◆ **Set exercise**
Every record that follows should be printed verbatim.

=======

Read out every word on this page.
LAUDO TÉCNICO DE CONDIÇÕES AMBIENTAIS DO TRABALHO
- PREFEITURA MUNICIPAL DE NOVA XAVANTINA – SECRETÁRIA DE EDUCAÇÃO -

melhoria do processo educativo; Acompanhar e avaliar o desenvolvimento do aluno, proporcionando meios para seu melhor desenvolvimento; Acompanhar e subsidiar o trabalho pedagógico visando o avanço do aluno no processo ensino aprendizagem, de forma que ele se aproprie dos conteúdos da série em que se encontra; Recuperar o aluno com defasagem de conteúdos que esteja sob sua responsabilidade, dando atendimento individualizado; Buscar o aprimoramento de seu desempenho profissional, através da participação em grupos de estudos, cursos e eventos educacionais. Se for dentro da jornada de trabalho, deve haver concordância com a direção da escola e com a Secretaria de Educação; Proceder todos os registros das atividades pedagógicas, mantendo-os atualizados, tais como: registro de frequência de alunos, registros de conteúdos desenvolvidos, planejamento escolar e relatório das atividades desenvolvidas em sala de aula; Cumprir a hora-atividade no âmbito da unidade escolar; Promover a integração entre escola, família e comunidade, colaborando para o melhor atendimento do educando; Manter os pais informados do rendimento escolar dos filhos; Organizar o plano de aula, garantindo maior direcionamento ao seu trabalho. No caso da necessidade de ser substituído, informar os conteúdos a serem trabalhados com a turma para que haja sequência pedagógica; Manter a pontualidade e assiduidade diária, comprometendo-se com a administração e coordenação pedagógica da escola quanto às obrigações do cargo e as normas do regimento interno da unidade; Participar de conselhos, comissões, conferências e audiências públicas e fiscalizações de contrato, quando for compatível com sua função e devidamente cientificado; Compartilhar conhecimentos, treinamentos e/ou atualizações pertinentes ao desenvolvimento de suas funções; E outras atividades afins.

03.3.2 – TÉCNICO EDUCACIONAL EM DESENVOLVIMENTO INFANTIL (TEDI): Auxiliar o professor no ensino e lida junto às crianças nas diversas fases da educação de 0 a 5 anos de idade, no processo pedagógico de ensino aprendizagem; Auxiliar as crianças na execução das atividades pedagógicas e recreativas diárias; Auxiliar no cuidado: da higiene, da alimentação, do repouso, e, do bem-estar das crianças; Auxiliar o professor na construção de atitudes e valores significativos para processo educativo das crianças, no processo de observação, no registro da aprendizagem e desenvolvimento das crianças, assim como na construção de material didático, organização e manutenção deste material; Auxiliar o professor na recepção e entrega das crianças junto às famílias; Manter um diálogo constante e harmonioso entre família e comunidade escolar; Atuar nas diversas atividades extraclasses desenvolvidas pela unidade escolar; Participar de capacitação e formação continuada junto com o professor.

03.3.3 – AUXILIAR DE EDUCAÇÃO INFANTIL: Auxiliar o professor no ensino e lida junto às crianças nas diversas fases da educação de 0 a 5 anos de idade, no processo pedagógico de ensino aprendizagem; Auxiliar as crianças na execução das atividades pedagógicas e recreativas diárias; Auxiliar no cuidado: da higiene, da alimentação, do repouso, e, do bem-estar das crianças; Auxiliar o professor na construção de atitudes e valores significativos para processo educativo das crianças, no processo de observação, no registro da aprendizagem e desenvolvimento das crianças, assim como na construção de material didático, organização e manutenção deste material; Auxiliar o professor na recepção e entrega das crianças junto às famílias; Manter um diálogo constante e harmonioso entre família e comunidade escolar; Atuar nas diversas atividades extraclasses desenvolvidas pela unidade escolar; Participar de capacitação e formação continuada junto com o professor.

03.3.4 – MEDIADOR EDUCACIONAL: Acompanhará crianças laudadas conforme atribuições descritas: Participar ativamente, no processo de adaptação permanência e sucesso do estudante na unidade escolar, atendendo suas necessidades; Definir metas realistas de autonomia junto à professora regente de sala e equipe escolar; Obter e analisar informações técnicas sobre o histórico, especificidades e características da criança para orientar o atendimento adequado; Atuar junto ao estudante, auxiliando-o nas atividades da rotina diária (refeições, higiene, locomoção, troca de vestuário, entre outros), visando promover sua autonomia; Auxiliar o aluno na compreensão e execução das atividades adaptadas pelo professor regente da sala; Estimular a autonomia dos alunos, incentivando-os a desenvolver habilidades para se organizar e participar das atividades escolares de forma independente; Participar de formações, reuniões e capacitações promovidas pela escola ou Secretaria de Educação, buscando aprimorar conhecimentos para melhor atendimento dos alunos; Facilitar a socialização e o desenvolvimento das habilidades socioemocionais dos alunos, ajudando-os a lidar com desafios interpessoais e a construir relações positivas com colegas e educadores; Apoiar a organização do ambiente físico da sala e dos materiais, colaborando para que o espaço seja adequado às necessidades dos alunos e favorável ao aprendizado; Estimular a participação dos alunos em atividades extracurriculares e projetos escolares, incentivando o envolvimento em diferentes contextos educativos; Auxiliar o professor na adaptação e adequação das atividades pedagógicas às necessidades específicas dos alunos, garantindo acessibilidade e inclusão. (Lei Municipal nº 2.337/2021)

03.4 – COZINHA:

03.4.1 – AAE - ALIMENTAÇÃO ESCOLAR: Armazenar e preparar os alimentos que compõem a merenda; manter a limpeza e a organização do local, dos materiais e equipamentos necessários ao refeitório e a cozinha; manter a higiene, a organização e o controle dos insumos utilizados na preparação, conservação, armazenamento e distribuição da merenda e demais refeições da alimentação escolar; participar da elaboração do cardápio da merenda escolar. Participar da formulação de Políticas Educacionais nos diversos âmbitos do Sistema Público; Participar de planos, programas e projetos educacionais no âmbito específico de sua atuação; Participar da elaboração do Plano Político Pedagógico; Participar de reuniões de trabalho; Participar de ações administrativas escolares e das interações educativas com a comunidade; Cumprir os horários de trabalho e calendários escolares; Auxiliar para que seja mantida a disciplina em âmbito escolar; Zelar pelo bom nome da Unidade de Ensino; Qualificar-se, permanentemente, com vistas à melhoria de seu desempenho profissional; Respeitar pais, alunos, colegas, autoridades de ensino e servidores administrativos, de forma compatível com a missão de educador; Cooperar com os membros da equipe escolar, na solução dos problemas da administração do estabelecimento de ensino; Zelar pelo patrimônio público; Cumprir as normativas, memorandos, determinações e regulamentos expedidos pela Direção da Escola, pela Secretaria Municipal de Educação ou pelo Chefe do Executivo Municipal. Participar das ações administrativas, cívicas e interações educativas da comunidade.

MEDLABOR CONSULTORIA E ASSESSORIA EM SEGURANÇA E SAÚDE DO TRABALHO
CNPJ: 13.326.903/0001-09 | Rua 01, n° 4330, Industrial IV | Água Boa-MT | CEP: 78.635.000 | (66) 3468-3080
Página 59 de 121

=======

◆ **Expected output**
Read out every word on this page.
LAUDO TÉCNICO DE CONDIÇÕES AMBIENTAIS DO TRABALHO
- PREFEITURA MUNICIPAL DE NOVA XAVANTINA – SECRETÁRIA DE EDUCAÇÃO -

melhoria do processo educativo; Acompanhar e avaliar o desenvolvimento do aluno, proporcionando meios para seu melhor desenvolvimento; Acompanhar e subsidiar o trabalho pedagógico visando o avanço do aluno no processo ensino aprendizagem, de forma que ele se aproprie dos conteúdos da série em que se encontra; Recuperar o aluno com defasagem de conteúdos que esteja sob sua responsabilidade, dando atendimento individualizado; Buscar o aprimoramento de seu desempenho profissional, através da participação em grupos de estudos, cursos e eventos educacionais. Se for dentro da jornada de trabalho, deve haver concordância com a direção da escola e com a Secretaria de Educação; Proceder todos os registros das atividades pedagógicas, mantendo-os atualizados, tais como: registro de frequência de alunos, registros de conteúdos desenvolvidos, planejamento escolar e relatório das atividades desenvolvidas em sala de aula; Cumprir a hora-atividade no âmbito da unidade escolar; Promover a integração entre escola, família e comunidade, colaborando para o melhor atendimento do educando; Manter os pais informados do rendimento escolar dos filhos; Organizar o plano de aula, garantindo maior direcionamento ao seu trabalho. No caso da necessidade de ser substituído, informar os conteúdos a serem trabalhados com a turma para que haja sequência pedagógica; Manter a pontualidade e assiduidade diária, comprometendo-se com a administração e coordenação pedagógica da escola quanto às obrigações do cargo e as normas do regimento interno da unidade; Participar de conselhos, comissões, conferências e audiências públicas e fiscalizações de contrato, quando for compatível com sua função e devidamente cientificado; Compartilhar conhecimentos, treinamentos e/ou atualizações pertinentes ao desenvolvimento de suas funções; E outras atividades afins.

03.3.2 – TÉCNICO EDUCACIONAL EM DESENVOLVIMENTO INFANTIL (TEDI): Auxiliar o professor no ensino e lida junto às crianças nas diversas fases da educação de 0 a 5 anos de idade, no processo pedagógico de ensino aprendizagem; Auxiliar as crianças na execução das atividades pedagógicas e recreativas diárias; Auxiliar no cuidado: da higiene, da alimentação, do repouso, e, do bem-estar das crianças; Auxiliar o professor na construção de atitudes e valores significativos para processo educativo das crianças, no processo de observação, no registro da aprendizagem e desenvolvimento das crianças, assim como na construção de material didático, organização e manutenção deste material; Auxiliar o professor na recepção e entrega das crianças junto às famílias; Manter um diálogo constante e harmonioso entre família e comunidade escolar; Atuar nas diversas atividades extraclasses desenvolvidas pela unidade escolar; Participar de capacitação e formação continuada junto com o professor.

03.3.3 – AUXILIAR DE EDUCAÇÃO INFANTIL: Auxiliar o professor no ensino e lida junto às crianças nas diversas fases da educação de 0 a 5 anos de idade, no processo pedagógico de ensino aprendizagem; Auxiliar as crianças na execução das atividades pedagógicas e recreativas diárias; Auxiliar no cuidado: da higiene, da alimentação, do repouso, e, do bem-estar das crianças; Auxiliar o professor na construção de atitudes e valores significativos para processo educativo das crianças, no processo de observação, no registro da aprendizagem e desenvolvimento das crianças, assim como na construção de material didático, organização e manutenção deste material; Auxiliar o professor na recepção e entrega das crianças junto às famílias; Manter um diálogo constante e harmonioso entre família e comunidade escolar; Atuar nas diversas atividades extraclasses desenvolvidas pela unidade escolar; Participar de capacitação e formação continuada junto com o professor.

03.3.4 – MEDIADOR EDUCACIONAL: Acompanhará crianças laudadas conforme atribuições descritas: Participar ativamente, no processo de adaptação permanência e sucesso do estudante na unidade escolar, atendendo suas necessidades; Definir metas realistas de autonomia junto à professora regente de sala e equipe escolar; Obter e analisar informações técnicas sobre o histórico, especificidades e características da criança para orientar o atendimento adequado; Atuar junto ao estudante, auxiliando-o nas atividades da rotina diária (refeições, higiene, locomoção, troca de vestuário, entre outros), visando promover sua autonomia; Auxiliar o aluno na compreensão e execução das atividades adaptadas pelo professor regente da sala; Estimular a autonomia dos alunos, incentivando-os a desenvolver habilidades para se organizar e participar das atividades escolares de forma independente; Participar de formações, reuniões e capacitações promovidas pela escola ou Secretaria de Educação, buscando aprimorar conhecimentos para melhor atendimento dos alunos; Facilitar a socialização e o desenvolvimento das habilidades socioemocionais dos alunos, ajudando-os a lidar com desafios interpessoais e a construir relações positivas com colegas e educadores; Apoiar a organização do ambiente físico da sala e dos materiais, colaborando para que o espaço seja adequado às necessidades dos alunos e favorável ao aprendizado; Estimular a participação dos alunos em atividades extracurriculares e projetos escolares, incentivando o envolvimento em diferentes contextos educativos; Auxiliar o professor na adaptação e adequação das atividades pedagógicas às necessidades específicas dos alunos, garantindo acessibilidade e inclusão. (Lei Municipal nº 2.337/2021)

03.4 – COZINHA:

03.4.1 – AAE - ALIMENTAÇÃO ESCOLAR: Armazenar e preparar os alimentos que compõem a merenda; manter a limpeza e a organização do local, dos materiais e equipamentos necessários ao refeitório e a cozinha; manter a higiene, a organização e o controle dos insumos utilizados na preparação, conservação, armazenamento e distribuição da merenda e demais refeições da alimentação escolar; participar da elaboração do cardápio da merenda escolar. Participar da formulação de Políticas Educacionais nos diversos âmbitos do Sistema Público; Participar de planos, programas e projetos educacionais no âmbito específico de sua atuação; Participar da elaboração do Plano Político Pedagógico; Participar de reuniões de trabalho; Participar de ações administrativas escolares e das interações educativas com a comunidade; Cumprir os horários de trabalho e calendários escolares; Auxiliar para que seja mantida a disciplina em âmbito escolar; Zelar pelo bom nome da Unidade de Ensino; Qualificar-se, permanentemente, com vistas à melhoria de seu desempenho profissional; Respeitar pais, alunos, colegas, autoridades de ensino e servidores administrativos, de forma compatível com a missão de educador; Cooperar com os membros da equipe escolar, na solução dos problemas da administração do estabelecimento de ensino; Zelar pelo patrimônio público; Cumprir as normativas, memorandos, determinações e regulamentos expedidos pela Direção da Escola, pela Secretaria Municipal de Educação ou pelo Chefe do Executivo Municipal. Participar das ações administrativas, cívicas e interações educativas da comunidade.

MEDLABOR CONSULTORIA E ASSESSORIA EM SEGURANÇA E SAÚDE DO TRABALHO
CNPJ: 13.326.903/0001-09 | Rua 01, n° 4330, Industrial IV | Água Boa-MT | CEP: 78.635.000 | (66) 3468-3080
Página 59 de 121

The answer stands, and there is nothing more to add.